What is asked: Pick out each line of the records that includes the string "setzen", and copy it.

Data entries:

※ ※ ※

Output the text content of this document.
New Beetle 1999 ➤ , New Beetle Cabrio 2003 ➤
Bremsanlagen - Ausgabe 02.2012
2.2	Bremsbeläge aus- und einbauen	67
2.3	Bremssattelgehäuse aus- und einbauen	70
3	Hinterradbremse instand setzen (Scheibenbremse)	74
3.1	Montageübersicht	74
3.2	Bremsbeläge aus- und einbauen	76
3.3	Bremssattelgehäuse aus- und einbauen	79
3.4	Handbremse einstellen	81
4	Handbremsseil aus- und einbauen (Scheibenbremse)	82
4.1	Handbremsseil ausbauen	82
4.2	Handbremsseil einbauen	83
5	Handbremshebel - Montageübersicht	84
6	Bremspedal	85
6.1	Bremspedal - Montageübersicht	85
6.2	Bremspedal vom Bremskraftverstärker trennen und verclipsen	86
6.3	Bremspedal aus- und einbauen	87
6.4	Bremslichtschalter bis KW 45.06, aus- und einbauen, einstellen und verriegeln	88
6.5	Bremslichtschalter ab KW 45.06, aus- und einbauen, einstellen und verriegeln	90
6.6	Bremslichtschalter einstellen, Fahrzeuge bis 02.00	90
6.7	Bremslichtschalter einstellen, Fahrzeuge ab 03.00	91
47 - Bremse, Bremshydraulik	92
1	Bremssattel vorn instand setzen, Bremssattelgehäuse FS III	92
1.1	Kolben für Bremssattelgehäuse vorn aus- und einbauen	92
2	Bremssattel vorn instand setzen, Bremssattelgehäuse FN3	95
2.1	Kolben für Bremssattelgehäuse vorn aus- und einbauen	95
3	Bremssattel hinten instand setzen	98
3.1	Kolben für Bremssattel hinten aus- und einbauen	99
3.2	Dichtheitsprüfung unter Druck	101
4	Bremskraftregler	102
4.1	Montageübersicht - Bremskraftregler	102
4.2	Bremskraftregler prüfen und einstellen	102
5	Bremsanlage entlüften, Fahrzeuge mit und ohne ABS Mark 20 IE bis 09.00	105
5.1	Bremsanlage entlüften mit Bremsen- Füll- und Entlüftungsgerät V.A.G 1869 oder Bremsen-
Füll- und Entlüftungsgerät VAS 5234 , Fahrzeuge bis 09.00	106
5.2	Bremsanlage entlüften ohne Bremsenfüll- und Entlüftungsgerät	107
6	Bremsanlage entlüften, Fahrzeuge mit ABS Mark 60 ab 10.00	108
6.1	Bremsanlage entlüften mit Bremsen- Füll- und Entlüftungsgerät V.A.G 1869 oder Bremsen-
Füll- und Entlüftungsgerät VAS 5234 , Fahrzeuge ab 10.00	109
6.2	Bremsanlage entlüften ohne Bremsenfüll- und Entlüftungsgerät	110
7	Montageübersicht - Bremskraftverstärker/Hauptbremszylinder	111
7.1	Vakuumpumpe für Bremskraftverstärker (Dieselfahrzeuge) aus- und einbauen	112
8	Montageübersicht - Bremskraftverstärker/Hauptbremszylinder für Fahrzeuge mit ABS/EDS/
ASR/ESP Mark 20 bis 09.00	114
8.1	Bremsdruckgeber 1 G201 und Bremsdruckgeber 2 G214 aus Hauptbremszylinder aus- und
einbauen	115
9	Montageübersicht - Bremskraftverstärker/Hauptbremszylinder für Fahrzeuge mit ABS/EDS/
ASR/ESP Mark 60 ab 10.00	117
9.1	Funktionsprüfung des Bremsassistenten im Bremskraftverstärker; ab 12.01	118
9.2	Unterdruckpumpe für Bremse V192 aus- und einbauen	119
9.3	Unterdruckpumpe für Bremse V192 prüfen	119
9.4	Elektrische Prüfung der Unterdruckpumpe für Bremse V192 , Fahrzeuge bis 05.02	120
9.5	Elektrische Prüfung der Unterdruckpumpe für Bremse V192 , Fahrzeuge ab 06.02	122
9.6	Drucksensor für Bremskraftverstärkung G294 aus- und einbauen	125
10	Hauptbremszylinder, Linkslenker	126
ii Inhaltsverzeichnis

※ ※ ※

Full solution:
3	Hinterradbremse instand setzen (Scheibenbremse)	74
1	Bremssattel vorn instand setzen, Bremssattelgehäuse FS III	92
2	Bremssattel vorn instand setzen, Bremssattelgehäuse FN3	95
3	Bremssattel hinten instand setzen	98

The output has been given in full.